____ Entries

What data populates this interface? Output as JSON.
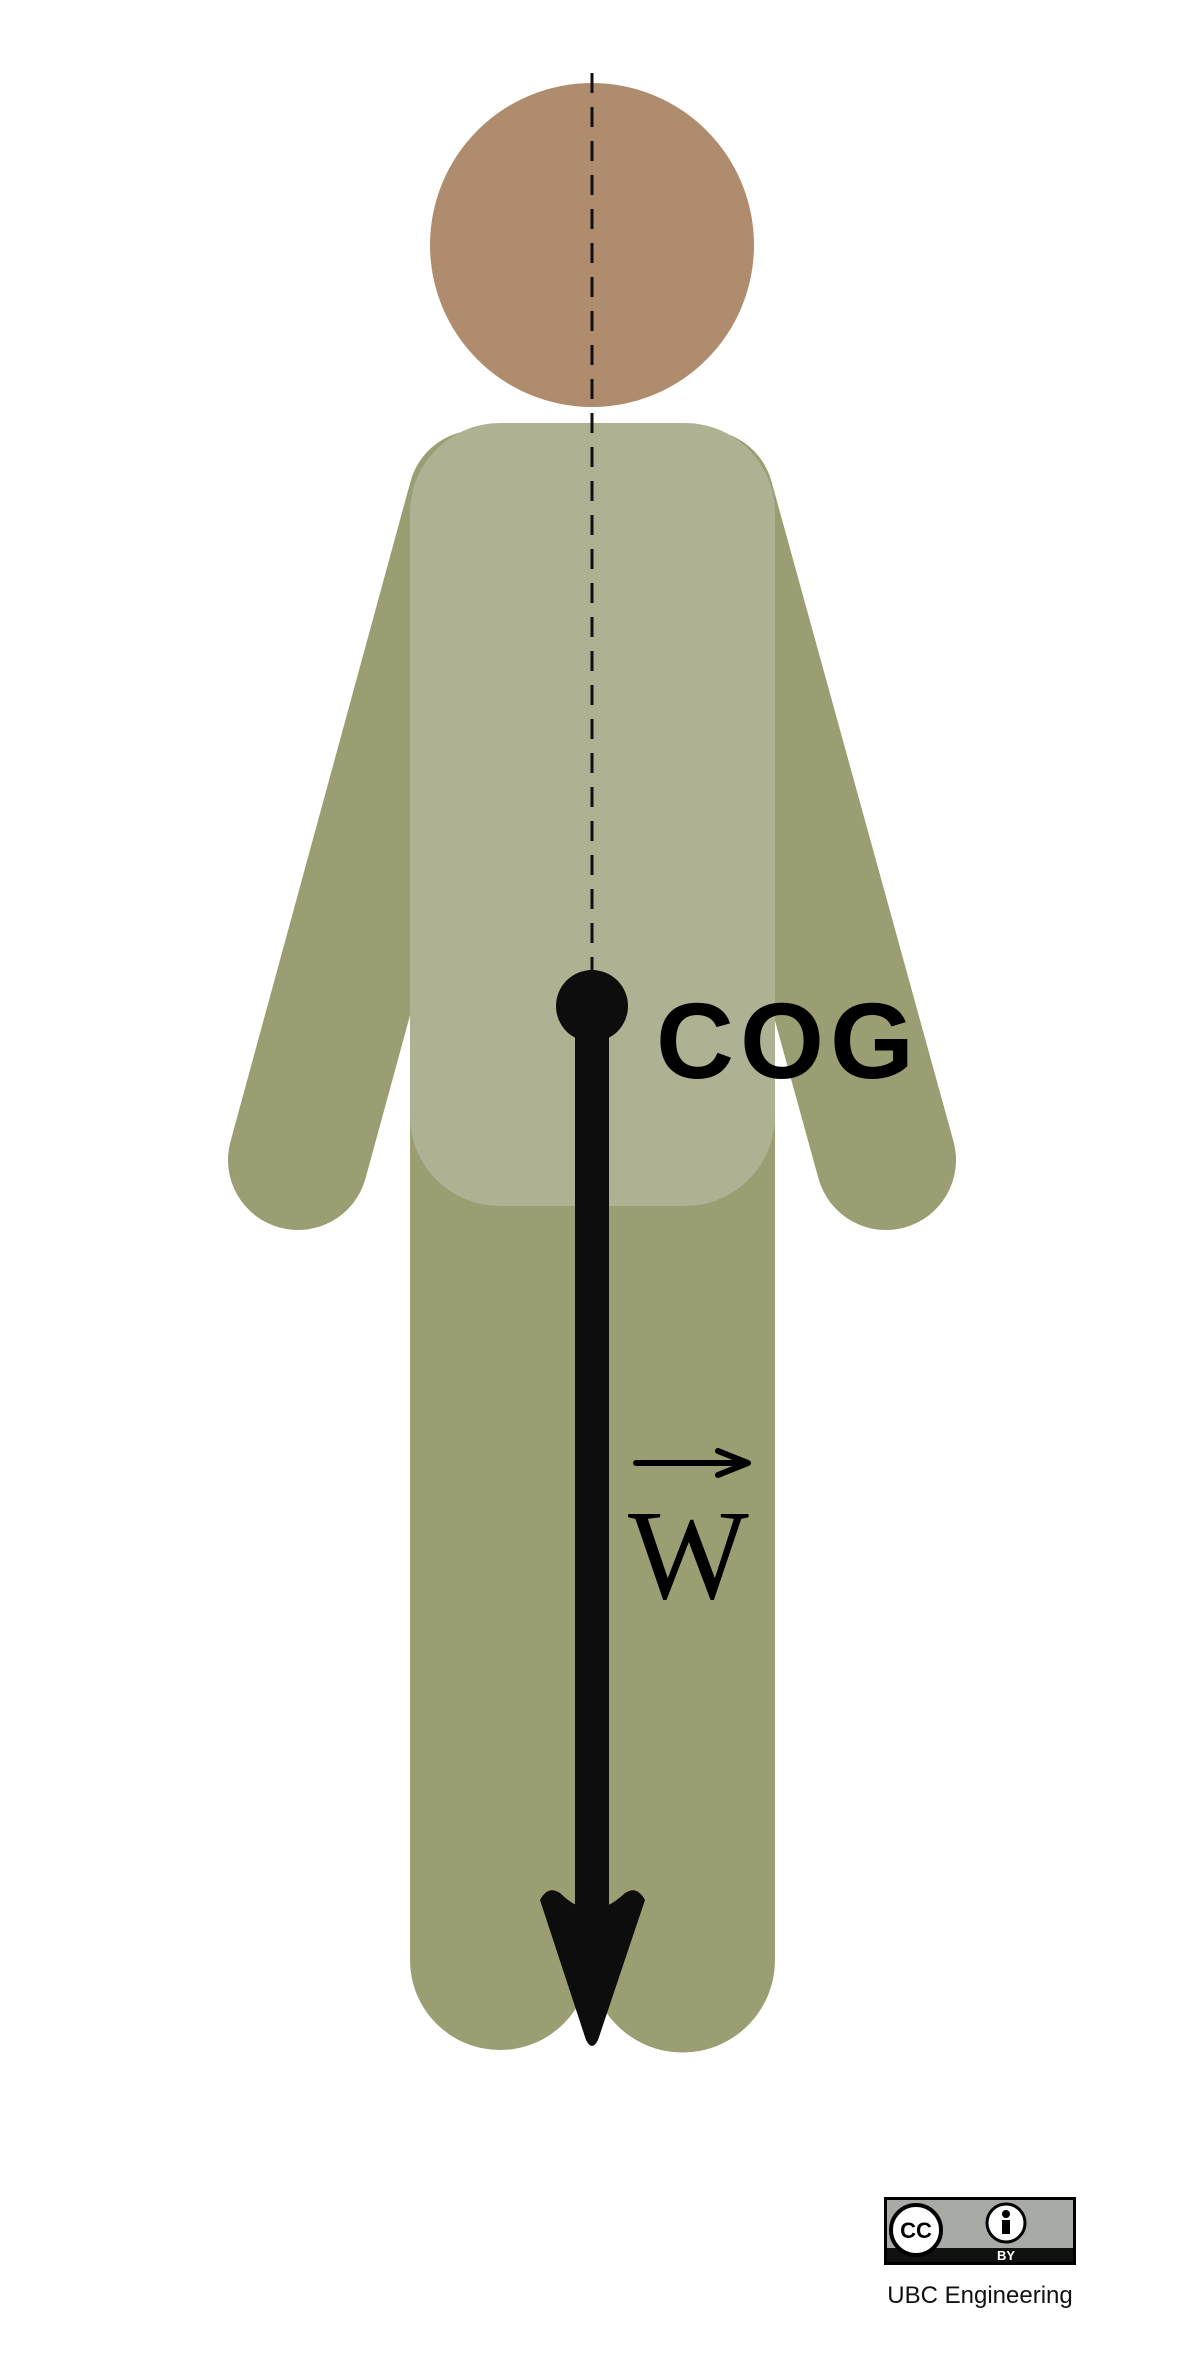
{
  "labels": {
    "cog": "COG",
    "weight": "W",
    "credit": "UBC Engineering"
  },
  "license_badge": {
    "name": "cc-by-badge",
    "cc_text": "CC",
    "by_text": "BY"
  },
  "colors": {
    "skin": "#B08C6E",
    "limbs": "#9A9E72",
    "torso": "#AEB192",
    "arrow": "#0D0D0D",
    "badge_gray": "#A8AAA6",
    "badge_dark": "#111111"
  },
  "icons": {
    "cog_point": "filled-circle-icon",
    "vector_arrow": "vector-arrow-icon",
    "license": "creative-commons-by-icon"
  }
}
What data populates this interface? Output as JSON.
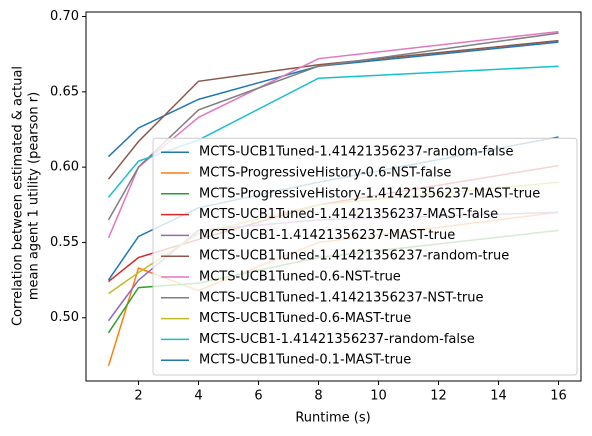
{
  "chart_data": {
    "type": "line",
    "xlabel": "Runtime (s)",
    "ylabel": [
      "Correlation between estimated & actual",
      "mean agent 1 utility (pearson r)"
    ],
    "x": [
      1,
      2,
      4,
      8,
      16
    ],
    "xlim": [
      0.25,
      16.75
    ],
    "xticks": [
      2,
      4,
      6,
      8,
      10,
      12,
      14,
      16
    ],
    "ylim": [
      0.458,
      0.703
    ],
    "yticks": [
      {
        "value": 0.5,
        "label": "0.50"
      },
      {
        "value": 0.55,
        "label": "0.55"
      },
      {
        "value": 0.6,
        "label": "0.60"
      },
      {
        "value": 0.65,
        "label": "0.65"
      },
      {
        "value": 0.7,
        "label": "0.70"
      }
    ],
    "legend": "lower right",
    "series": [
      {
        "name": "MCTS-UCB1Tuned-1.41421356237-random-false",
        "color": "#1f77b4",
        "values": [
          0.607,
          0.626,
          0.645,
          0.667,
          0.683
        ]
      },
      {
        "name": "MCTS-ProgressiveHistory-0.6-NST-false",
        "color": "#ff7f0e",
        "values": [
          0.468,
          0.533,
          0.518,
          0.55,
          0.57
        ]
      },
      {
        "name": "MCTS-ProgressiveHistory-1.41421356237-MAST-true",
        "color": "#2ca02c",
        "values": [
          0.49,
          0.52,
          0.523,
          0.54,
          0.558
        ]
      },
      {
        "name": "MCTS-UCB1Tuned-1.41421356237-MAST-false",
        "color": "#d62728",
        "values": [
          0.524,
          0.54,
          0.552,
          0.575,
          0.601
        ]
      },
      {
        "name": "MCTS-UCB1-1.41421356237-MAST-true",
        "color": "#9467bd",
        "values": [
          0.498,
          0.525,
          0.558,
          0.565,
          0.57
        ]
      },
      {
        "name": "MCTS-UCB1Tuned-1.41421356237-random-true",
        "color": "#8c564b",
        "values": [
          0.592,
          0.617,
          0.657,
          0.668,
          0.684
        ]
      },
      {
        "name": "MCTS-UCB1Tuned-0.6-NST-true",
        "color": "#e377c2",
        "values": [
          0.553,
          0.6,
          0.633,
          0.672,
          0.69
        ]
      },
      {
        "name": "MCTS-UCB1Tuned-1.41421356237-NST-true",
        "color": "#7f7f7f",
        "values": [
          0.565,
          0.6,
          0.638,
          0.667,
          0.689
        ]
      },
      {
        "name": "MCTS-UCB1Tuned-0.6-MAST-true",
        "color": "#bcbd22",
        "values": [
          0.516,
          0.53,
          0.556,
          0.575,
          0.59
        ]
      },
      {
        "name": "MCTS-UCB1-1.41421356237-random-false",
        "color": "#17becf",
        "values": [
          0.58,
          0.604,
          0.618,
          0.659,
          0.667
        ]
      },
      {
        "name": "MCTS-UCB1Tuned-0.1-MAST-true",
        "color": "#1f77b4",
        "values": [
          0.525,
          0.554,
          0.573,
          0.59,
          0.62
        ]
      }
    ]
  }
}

________
____ Entries

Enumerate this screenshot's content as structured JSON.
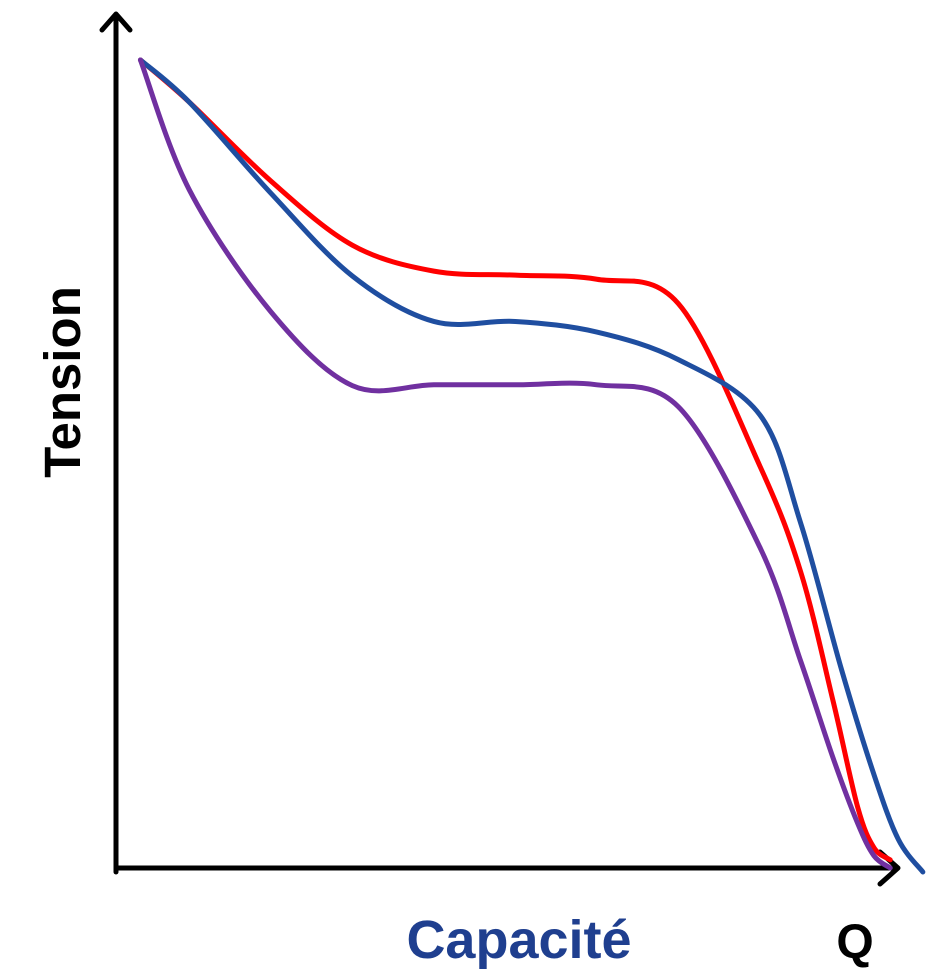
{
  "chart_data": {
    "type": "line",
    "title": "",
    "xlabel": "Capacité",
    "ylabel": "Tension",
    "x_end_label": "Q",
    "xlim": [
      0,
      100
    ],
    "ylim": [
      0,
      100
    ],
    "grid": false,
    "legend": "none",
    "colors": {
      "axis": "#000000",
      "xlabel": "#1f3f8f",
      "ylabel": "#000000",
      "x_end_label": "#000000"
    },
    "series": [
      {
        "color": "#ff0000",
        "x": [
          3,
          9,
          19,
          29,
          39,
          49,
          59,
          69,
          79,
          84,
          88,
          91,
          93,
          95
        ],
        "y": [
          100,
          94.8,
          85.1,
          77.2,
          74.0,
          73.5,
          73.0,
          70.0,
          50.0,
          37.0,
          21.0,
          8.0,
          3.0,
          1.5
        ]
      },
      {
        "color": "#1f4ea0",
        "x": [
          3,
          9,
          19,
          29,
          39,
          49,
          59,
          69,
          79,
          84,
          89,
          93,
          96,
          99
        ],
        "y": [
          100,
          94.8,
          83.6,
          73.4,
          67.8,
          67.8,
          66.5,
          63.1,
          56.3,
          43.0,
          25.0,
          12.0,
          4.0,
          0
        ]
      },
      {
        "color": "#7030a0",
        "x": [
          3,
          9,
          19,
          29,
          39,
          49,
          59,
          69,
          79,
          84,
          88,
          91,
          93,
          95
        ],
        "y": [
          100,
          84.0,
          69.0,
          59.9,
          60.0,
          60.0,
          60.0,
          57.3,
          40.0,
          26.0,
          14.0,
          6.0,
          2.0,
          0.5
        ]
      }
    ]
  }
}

________
____ Entries

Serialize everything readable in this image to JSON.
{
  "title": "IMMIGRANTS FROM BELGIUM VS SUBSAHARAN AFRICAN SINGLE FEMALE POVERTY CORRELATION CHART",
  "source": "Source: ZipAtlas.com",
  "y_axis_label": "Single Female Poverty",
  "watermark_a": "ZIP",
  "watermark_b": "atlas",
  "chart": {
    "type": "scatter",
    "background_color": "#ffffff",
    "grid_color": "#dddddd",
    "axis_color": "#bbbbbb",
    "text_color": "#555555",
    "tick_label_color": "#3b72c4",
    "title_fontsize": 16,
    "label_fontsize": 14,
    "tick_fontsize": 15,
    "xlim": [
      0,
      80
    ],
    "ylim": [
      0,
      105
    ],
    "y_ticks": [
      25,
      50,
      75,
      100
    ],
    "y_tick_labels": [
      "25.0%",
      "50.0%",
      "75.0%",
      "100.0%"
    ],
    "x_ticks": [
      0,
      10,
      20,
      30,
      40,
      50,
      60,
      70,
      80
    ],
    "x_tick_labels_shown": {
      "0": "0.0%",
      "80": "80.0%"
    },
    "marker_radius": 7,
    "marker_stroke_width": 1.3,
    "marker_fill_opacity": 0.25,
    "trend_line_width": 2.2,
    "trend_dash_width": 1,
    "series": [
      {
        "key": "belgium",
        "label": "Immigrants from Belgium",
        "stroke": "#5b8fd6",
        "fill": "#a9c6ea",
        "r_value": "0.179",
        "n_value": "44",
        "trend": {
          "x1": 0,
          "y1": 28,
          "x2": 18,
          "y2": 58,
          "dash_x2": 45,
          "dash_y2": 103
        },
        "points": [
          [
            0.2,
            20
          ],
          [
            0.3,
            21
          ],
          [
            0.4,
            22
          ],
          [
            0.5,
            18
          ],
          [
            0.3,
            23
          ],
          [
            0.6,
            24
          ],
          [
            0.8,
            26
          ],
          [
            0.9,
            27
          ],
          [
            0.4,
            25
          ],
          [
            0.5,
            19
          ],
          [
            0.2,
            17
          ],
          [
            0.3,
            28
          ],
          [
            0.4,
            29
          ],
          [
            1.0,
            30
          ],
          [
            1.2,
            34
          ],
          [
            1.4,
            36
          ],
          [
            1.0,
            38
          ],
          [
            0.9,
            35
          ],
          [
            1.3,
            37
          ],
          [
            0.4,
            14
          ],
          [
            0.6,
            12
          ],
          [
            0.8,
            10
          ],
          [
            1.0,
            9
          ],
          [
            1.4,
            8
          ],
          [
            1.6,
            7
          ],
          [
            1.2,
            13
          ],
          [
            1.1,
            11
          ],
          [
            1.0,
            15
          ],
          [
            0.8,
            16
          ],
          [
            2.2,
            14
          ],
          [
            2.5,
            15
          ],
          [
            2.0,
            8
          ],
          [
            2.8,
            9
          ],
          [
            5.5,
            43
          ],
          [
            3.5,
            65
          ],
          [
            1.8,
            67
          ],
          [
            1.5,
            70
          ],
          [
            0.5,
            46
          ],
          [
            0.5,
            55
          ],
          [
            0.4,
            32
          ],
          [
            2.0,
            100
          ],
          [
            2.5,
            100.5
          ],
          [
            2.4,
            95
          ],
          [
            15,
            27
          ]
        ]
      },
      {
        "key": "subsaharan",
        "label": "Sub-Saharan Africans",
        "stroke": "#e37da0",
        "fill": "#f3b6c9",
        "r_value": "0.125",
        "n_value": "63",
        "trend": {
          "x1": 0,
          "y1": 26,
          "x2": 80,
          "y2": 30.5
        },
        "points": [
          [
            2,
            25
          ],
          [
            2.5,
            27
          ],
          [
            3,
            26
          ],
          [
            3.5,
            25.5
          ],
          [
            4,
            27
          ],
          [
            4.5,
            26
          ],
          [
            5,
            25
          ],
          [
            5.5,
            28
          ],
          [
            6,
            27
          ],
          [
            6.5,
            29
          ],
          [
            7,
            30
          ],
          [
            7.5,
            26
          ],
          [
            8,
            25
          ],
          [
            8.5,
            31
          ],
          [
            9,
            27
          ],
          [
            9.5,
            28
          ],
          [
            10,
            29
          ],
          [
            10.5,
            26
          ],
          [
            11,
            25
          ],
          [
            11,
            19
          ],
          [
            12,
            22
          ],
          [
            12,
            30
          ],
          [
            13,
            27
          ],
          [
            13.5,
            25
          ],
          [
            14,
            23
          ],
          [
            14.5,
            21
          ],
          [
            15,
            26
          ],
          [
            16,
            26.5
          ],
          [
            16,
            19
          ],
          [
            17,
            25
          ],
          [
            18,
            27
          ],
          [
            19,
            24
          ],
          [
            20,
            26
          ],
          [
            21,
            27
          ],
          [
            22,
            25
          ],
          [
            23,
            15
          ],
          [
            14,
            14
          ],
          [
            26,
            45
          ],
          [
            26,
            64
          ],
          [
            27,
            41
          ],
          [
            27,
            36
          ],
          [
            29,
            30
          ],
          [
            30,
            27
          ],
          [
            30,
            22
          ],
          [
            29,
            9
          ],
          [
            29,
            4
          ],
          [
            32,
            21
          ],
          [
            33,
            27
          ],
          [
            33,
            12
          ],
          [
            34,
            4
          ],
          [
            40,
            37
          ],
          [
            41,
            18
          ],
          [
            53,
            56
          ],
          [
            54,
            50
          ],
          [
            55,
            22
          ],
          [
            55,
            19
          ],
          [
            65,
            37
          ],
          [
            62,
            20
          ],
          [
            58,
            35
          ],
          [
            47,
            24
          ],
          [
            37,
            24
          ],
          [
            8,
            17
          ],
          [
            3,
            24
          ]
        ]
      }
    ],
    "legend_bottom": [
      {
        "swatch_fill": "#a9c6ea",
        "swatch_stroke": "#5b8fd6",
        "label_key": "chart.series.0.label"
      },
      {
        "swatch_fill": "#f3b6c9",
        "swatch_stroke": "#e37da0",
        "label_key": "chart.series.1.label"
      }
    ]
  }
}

________

### [Task instructions]
How many of the lines above include the string "name"? Answer with the number only.

### [Answer to the exercise]
12